-- START Material provided --

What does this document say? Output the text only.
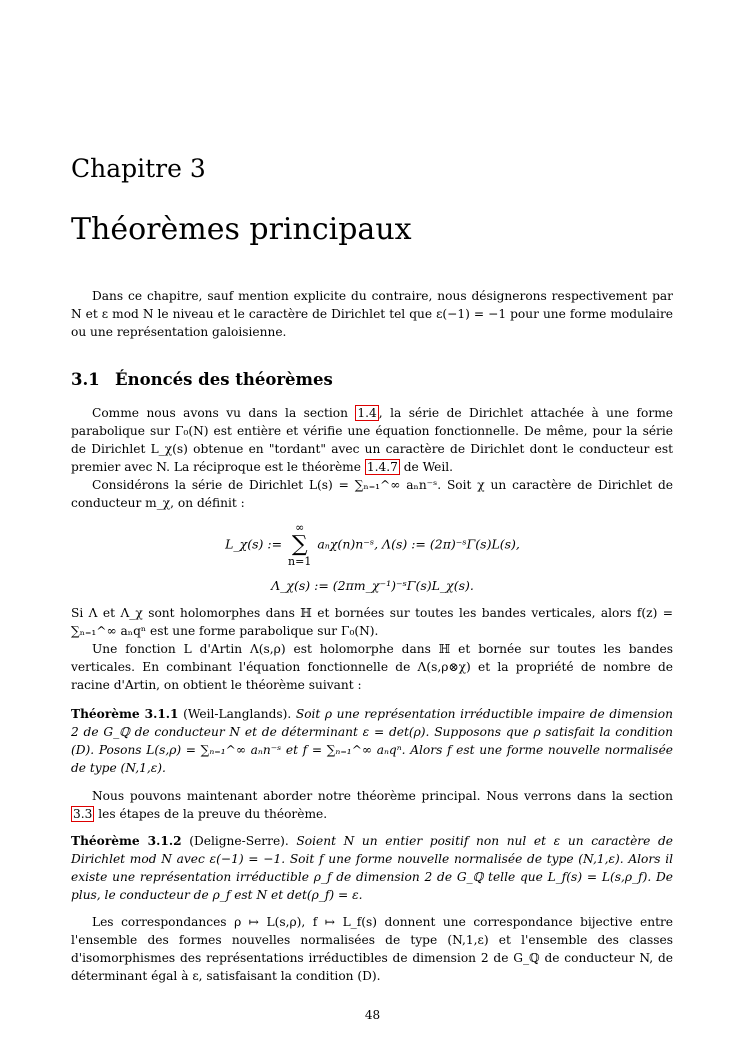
Chapitre 3
Théorèmes principaux

Dans ce chapitre, sauf mention explicite du contraire, nous désignerons respectivement par N et ε mod N le niveau et le caractère de Dirichlet tel que ε(−1) = −1 pour une forme modulaire ou une représentation galoisienne.

3.1 Énoncés des théorèmes

Comme nous avons vu dans la section 1.4 , la série de Dirichlet attachée à une forme parabolique sur Γ₀(N) est entière et vérifie une équation fonctionnelle. De même, pour la série de Dirichlet L_χ(s) obtenue en "tordant" avec un caractère de Dirichlet dont le conducteur est premier avec N. La réciproque est le théorème 1.4.7 de Weil.

Considérons la série de Dirichlet L(s) = ∑ₙ₌₁^∞ aₙn⁻ˢ. Soit χ un caractère de Dirichlet de conducteur m_χ, on définit :

L_χ(s) := ∞
∑
n=1 aₙχ(n)n⁻ˢ, Λ(s) := (2π)⁻ˢΓ(s)L(s),
Λ_χ(s) := (2πm_χ⁻¹)⁻ˢΓ(s)L_χ(s).

Si Λ et Λ_χ sont holomorphes dans ℍ et bornées sur toutes les bandes verticales, alors f(z) = ∑ₙ₌₁^∞ aₙqⁿ est une forme parabolique sur Γ₀(N).

Une fonction L d'Artin Λ(s,ρ) est holomorphe dans ℍ et bornée sur toutes les bandes verticales. En combinant l'équation fonctionnelle de Λ(s,ρ⊗χ) et la propriété de nombre de racine d'Artin, on obtient le théorème suivant :

Théorème 3.1.1 (Weil-Langlands). Soit ρ une représentation irréductible impaire de dimension 2 de G_ℚ de conducteur N et de déterminant ε = det(ρ). Supposons que ρ satisfait la condition (D). Posons L(s,ρ) = ∑ₙ₌₁^∞ aₙn⁻ˢ et f = ∑ₙ₌₁^∞ aₙqⁿ. Alors f est une forme nouvelle normalisée de type (N,1,ε).

Nous pouvons maintenant aborder notre théorème principal. Nous verrons dans la section 3.3 les étapes de la preuve du théorème.

Théorème 3.1.2 (Deligne-Serre). Soient N un entier positif non nul et ε un caractère de Dirichlet mod N avec ε(−1) = −1. Soit f une forme nouvelle normalisée de type (N,1,ε). Alors il existe une représentation irréductible ρ_f de dimension 2 de G_ℚ telle que L_f(s) = L(s,ρ_f). De plus, le conducteur de ρ_f est N et det(ρ_f) = ε.

Les correspondances ρ ↦ L(s,ρ), f ↦ L_f(s) donnent une correspondance bijective entre l'ensemble des formes nouvelles normalisées de type (N,1,ε) et l'ensemble des classes d'isomorphismes des représentations irréductibles de dimension 2 de G_ℚ de conducteur N, de déterminant égal à ε, satisfaisant la condition (D).

48
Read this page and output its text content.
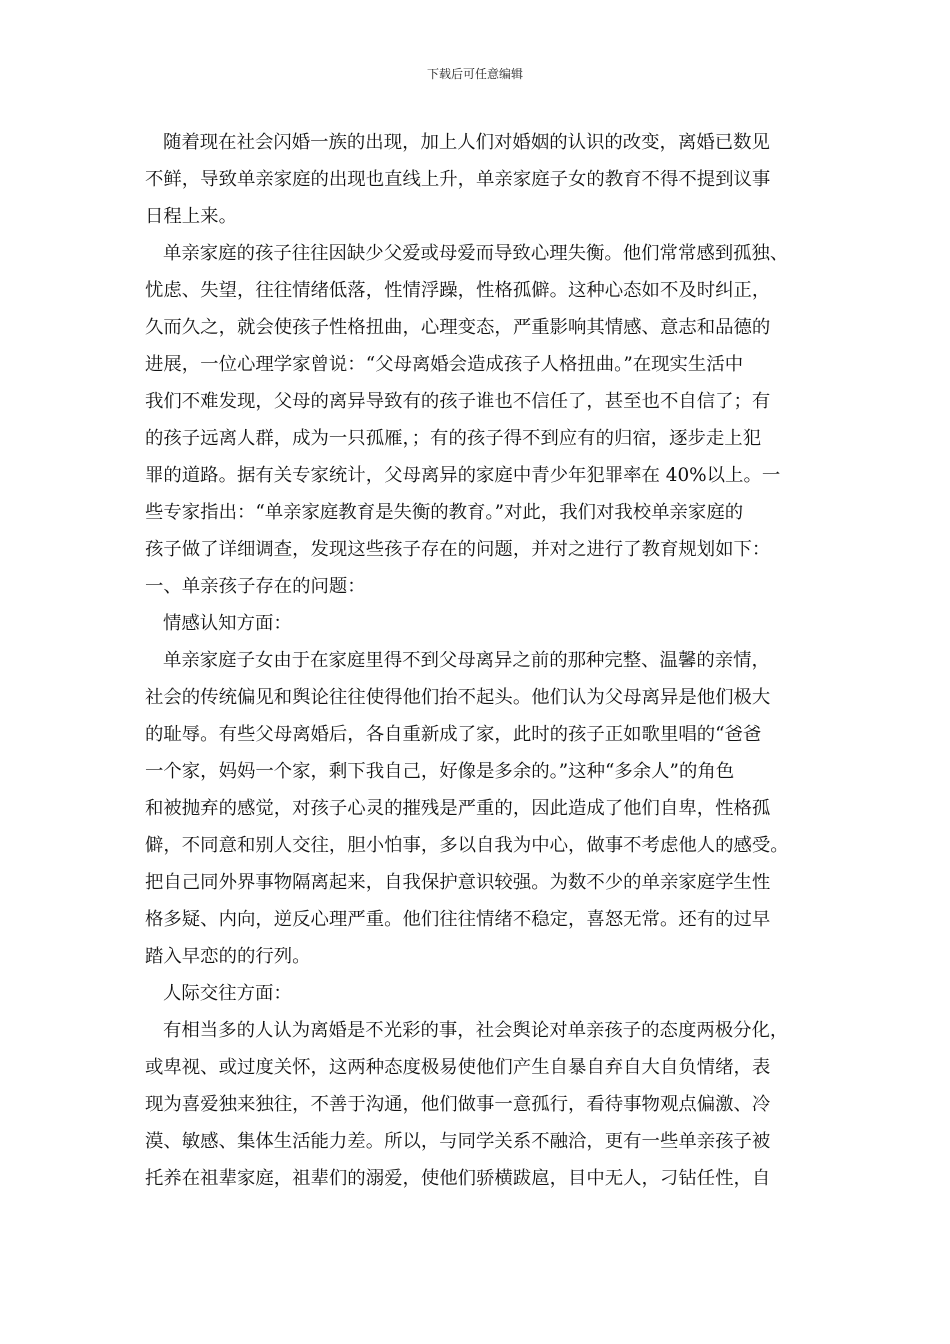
下载后可任意编辑
随着现在社会闪婚一族的出现，加上人们对婚姻的认识的改变，离婚已数见
不鲜，导致单亲家庭的出现也直线上升，单亲家庭子女的教育不得不提到议事
日程上来。
单亲家庭的孩子往往因缺少父爱或母爱而导致心理失衡。他们常常感到孤独、
忧虑、失望，往往情绪低落，性情浮躁，性格孤僻。这种心态如不及时纠正，
久而久之，就会使孩子性格扭曲，心理变态，严重影响其情感、意志和品德的
进展，一位心理学家曾说：“父母离婚会造成孩子人格扭曲。”在现实生活中
我们不难发现，父母的离异导致有的孩子谁也不信任了，甚至也不自信了；有
的孩子远离人群，成为一只孤雁，；有的孩子得不到应有的归宿，逐步走上犯
罪的道路。据有关专家统计，父母离异的家庭中青少年犯罪率在 40%以上。一
些专家指出：“单亲家庭教育是失衡的教育。”对此，我们对我校单亲家庭的
孩子做了详细调查，发现这些孩子存在的问题，并对之进行了教育规划如下：
一、单亲孩子存在的问题：
情感认知方面：
单亲家庭子女由于在家庭里得不到父母离异之前的那种完整、温馨的亲情，
社会的传统偏见和舆论往往使得他们抬不起头。他们认为父母离异是他们极大
的耻辱。有些父母离婚后，各自重新成了家，此时的孩子正如歌里唱的“爸爸
一个家，妈妈一个家，剩下我自己，好像是多余的。”这种“多余人”的角色
和被抛弃的感觉，对孩子心灵的摧残是严重的，因此造成了他们自卑，性格孤
僻，不同意和别人交往，胆小怕事，多以自我为中心，做事不考虑他人的感受。
把自己同外界事物隔离起来，自我保护意识较强。为数不少的单亲家庭学生性
格多疑、内向，逆反心理严重。他们往往情绪不稳定，喜怒无常。还有的过早
踏入早恋的的行列。
人际交往方面：
有相当多的人认为离婚是不光彩的事，社会舆论对单亲孩子的态度两极分化，
或卑视、或过度关怀，这两种态度极易使他们产生自暴自弃自大自负情绪，表
现为喜爱独来独往，不善于沟通，他们做事一意孤行，看待事物观点偏激、冷
漠、敏感、集体生活能力差。所以，与同学关系不融洽，更有一些单亲孩子被
托养在祖辈家庭，祖辈们的溺爱，使他们骄横跋扈，目中无人，刁钻任性，自
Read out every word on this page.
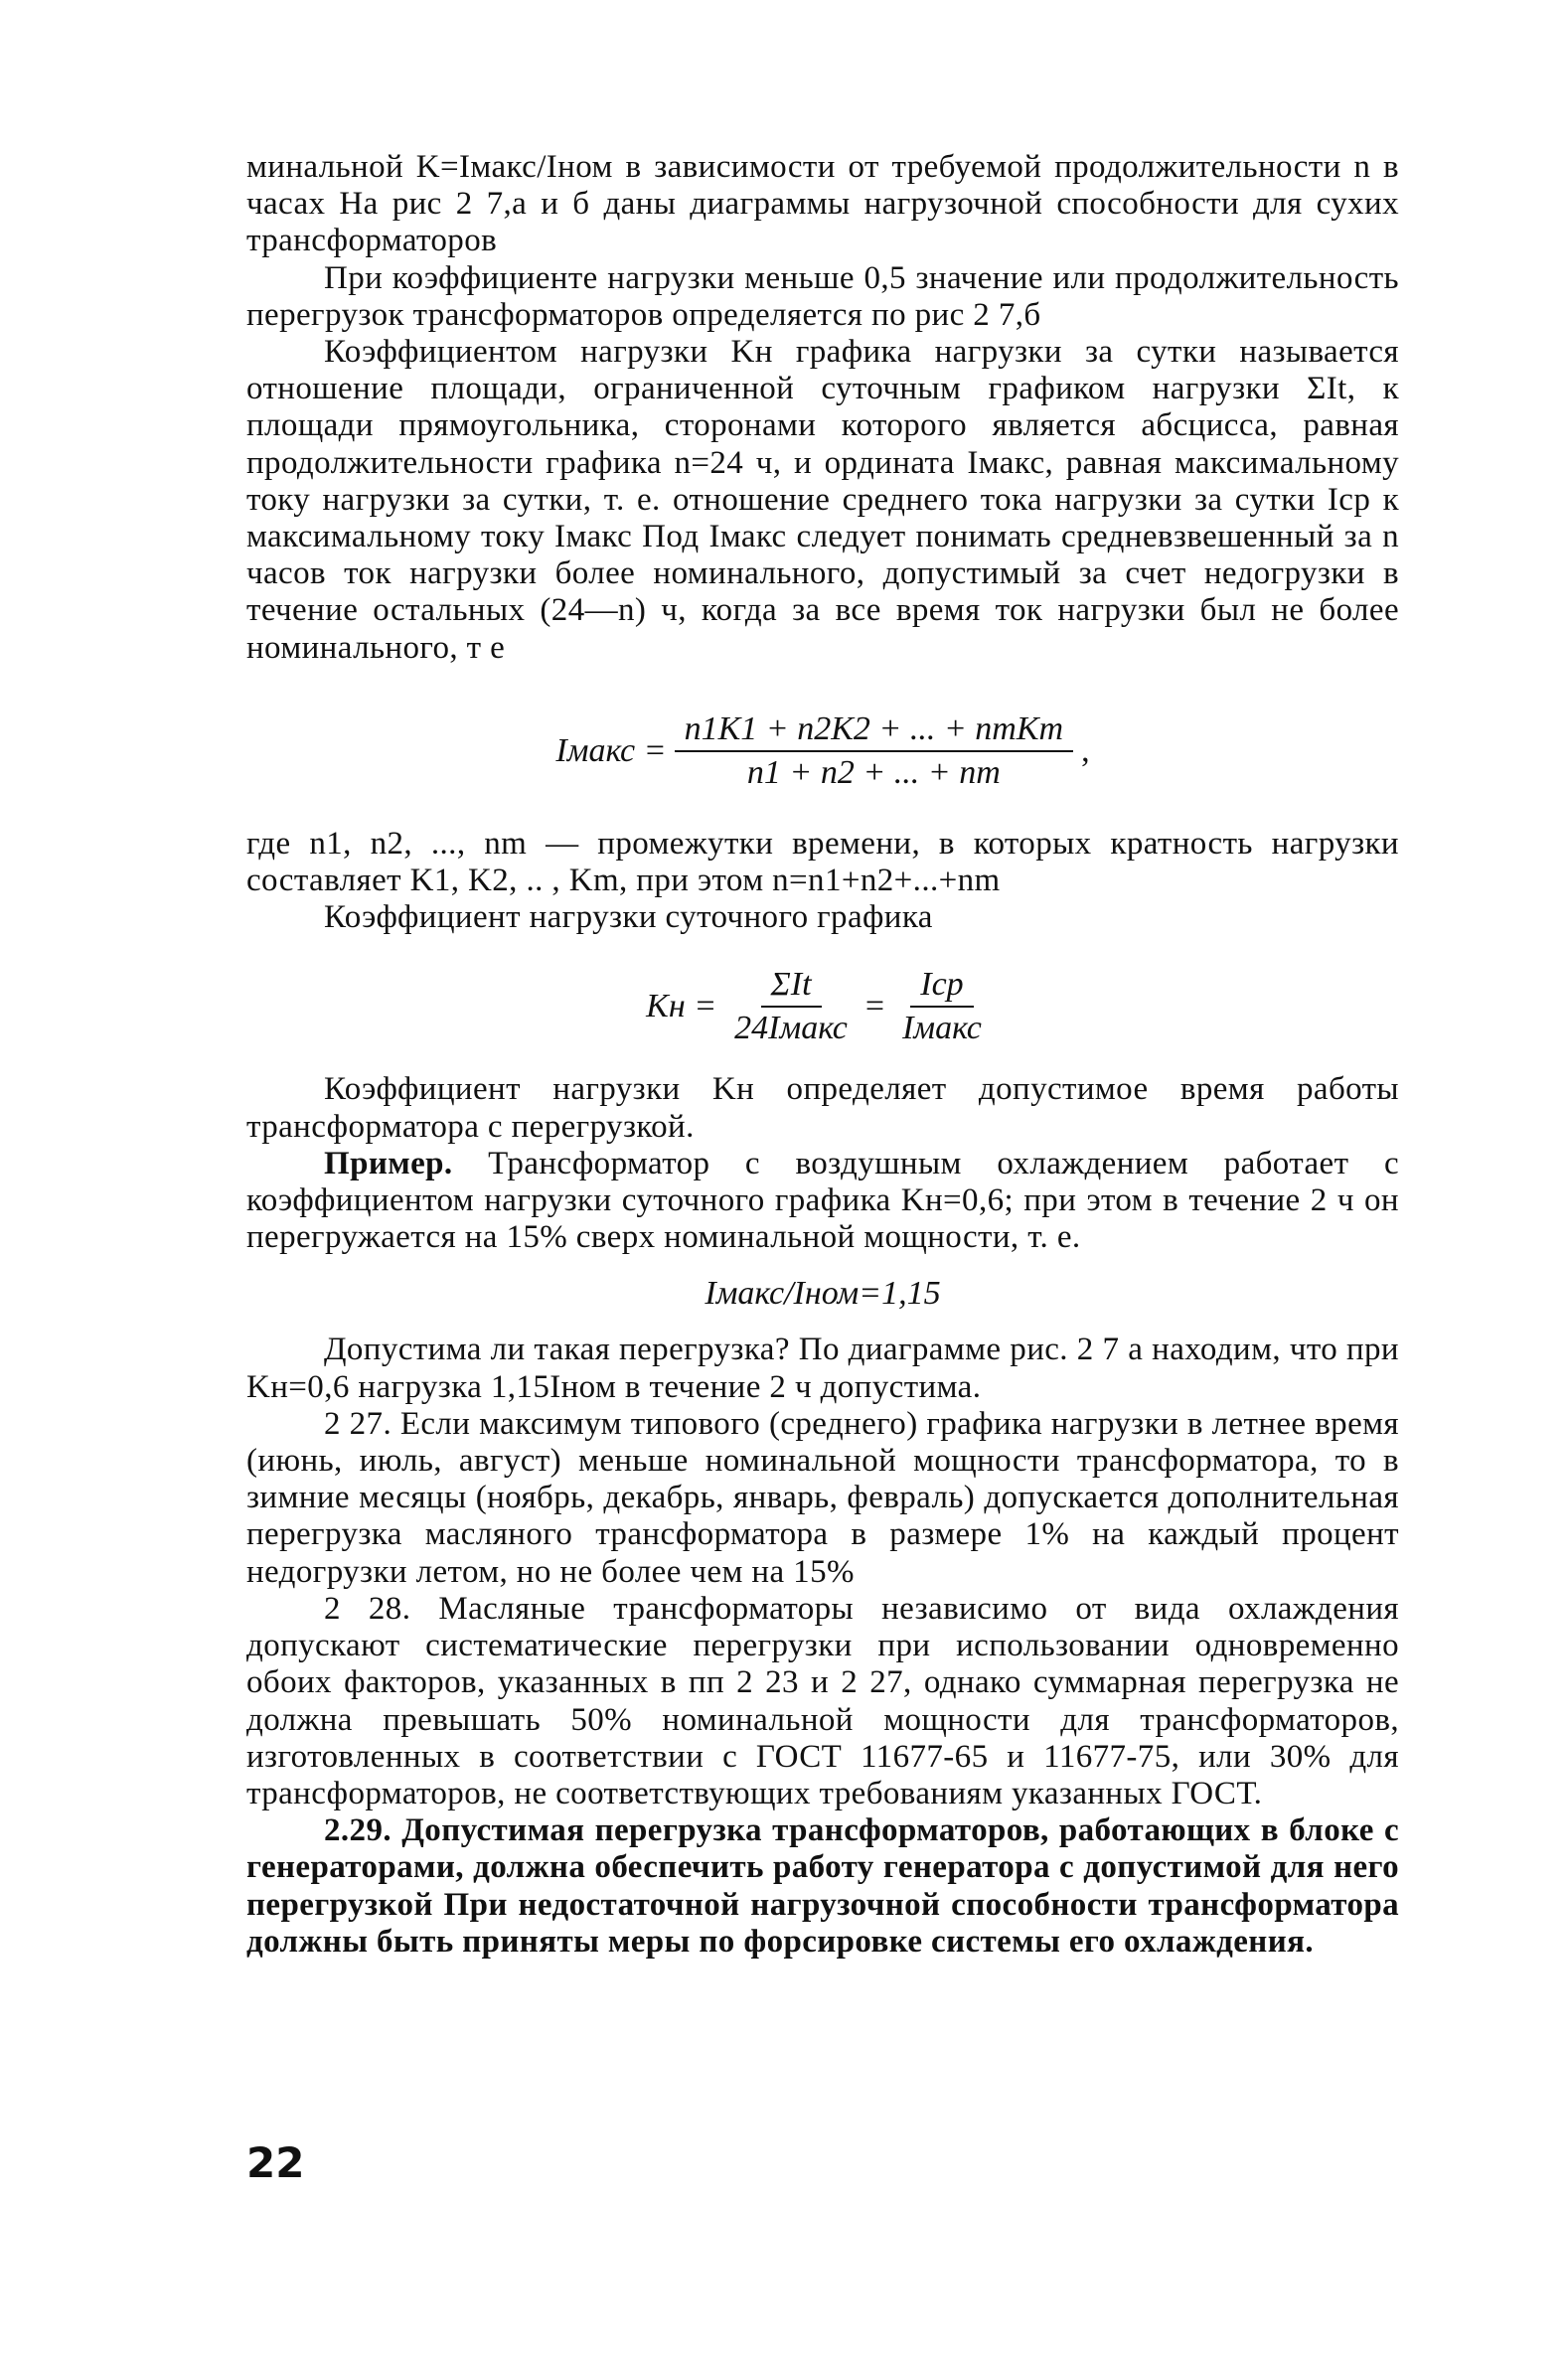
минальной K=Iмакс/Iном в зависимости от требуемой продолжительности n в часах На рис 2 7,а и б даны диаграммы нагрузочной способности для сухих трансформаторов

При коэффициенте нагрузки меньше 0,5 значение или продолжительность перегрузок трансформаторов определяется по рис 2 7,б

Коэффициентом нагрузки Kн графика нагрузки за сутки называется отношение площади, ограниченной суточным графиком нагрузки ΣIt, к площади прямоугольника, сторонами которого является абсцисса, равная продолжительности графика n=24 ч, и ордината Iмакс, равная максимальному току нагрузки за сутки, т. е. отношение среднего тока нагрузки за сутки Iср к максимальному току Iмакс Под Iмакс следует понимать средневзвешенный за n часов ток нагрузки более номинального, допустимый за счет недогрузки в течение остальных (24—n) ч, когда за все время ток нагрузки был не более номинального, т е

Iмакс = $\frac{\text{n1K1 + n2K2 + ... + nmKm}}{n1 + n2 + ... + nm}$ ,

где n1, n2, ..., nm — промежутки времени, в которых кратность нагрузки составляет K1, K2, .. , Km, при этом n=n1+n2+...+nm

Коэффициент нагрузки суточного графика

Kн = $\frac{\text{ΣIt}}{\text{24Iмакс}} = \frac{\text{Iср}}{\text{Iмакс}}$

Коэффициент нагрузки Kн определяет допустимое время работы трансформатора с перегрузкой.

Пример. Трансформатор с воздушным охлаждением работает с коэффициентом нагрузки суточного графика Kн=0,6; при этом в течение 2 ч он перегружается на 15% сверх номинальной мощности, т. е.

Iмакс/Iном=1,15

Допустима ли такая перегрузка? По диаграмме рис. 2 7 а находим, что при Kн=0,6 нагрузка 1,15Iном в течение 2 ч допустима.

2 27. Если максимум типового (среднего) графика нагрузки в летнее время (июнь, июль, август) меньше номинальной мощности трансформатора, то в зимние месяцы (ноябрь, декабрь, январь, февраль) допускается дополнительная перегрузка масляного трансформатора в размере 1% на каждый процент недогрузки летом, но не более чем на 15%

2 28. Масляные трансформаторы независимо от вида охлаждения допускают систематические перегрузки при использовании одновременно обоих факторов, указанных в пп 2 23 и 2 27, однако суммарная перегрузка не должна превышать 50% номинальной мощности для трансформаторов, изготовленных в соответствии с ГОСТ 11677-65 и 11677-75, или 30% для трансформаторов, не соответствующих требованиям указанных ГОСТ.

2.29. Допустимая перегрузка трансформаторов, работающих в блоке с генераторами, должна обеспечить работу генератора с допустимой для него перегрузкой При недостаточной нагрузочной способности трансформатора должны быть приняты меры по форсировке системы его охлаждения.

22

-- END Material provided --

**Exercise aim:** From the listing, copy each line containing the word "aₙqⁿ".

**Result of the task:**
Si Λ et Λ_χ sont holomorphes dans ℍ et bornées sur toutes les bandes verticales, alors f(z) = ∑ₙ₌₁^∞ aₙqⁿ est une forme parabolique sur Γ₀(N).
Théorème 3.1.1 (Weil-Langlands). Soit ρ une représentation irréductible impaire de dimension 2 de G_ℚ de conducteur N et de déterminant ε = det(ρ). Supposons que ρ satisfait la condition (D). Posons L(s,ρ) = ∑ₙ₌₁^∞ aₙn⁻ˢ et f = ∑ₙ₌₁^∞ aₙqⁿ. Alors f est une forme nouvelle normalisée de type (N,1,ε).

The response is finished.